Locate each line holding the string "cudnn" and copy it.
----
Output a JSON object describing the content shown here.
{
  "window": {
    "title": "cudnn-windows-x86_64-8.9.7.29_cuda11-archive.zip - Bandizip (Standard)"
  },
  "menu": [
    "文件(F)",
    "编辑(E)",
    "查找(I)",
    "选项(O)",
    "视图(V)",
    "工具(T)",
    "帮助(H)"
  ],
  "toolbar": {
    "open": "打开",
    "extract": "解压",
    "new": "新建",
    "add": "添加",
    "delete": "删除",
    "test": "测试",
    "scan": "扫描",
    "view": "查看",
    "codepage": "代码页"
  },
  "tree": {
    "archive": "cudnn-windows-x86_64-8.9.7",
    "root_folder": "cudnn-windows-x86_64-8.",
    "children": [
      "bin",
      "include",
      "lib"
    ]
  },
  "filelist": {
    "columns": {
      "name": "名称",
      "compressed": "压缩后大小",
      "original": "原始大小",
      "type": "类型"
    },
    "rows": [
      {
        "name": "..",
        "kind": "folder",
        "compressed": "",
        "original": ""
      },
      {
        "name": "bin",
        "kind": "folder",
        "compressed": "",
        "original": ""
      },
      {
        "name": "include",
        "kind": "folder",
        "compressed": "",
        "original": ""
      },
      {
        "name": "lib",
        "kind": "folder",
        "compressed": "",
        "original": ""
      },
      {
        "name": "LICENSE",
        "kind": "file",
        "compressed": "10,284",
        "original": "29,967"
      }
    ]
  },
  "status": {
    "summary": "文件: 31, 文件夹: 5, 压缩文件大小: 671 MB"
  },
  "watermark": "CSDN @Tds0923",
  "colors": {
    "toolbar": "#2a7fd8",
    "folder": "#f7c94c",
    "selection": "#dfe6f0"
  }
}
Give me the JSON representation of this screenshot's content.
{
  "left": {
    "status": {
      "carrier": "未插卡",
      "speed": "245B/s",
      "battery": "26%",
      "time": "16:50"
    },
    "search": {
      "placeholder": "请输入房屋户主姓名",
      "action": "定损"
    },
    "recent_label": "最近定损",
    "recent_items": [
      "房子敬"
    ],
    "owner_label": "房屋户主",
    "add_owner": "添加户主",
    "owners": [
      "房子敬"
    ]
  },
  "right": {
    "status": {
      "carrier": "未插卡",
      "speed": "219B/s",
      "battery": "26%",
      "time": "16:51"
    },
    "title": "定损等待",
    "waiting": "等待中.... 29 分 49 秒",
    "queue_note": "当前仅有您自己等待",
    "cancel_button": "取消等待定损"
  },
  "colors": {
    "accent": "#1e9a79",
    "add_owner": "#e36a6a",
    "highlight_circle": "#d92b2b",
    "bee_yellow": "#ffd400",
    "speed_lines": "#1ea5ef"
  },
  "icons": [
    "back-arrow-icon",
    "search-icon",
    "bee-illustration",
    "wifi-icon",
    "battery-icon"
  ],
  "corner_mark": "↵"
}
----
= Exercise answer =
    "title": "cudnn-windows-x86_64-8.9.7.29_cuda11-archive.zip - Bandizip (Standard)"
    "archive": "cudnn-windows-x86_64-8.9.7",
    "root_folder": "cudnn-windows-x86_64-8.",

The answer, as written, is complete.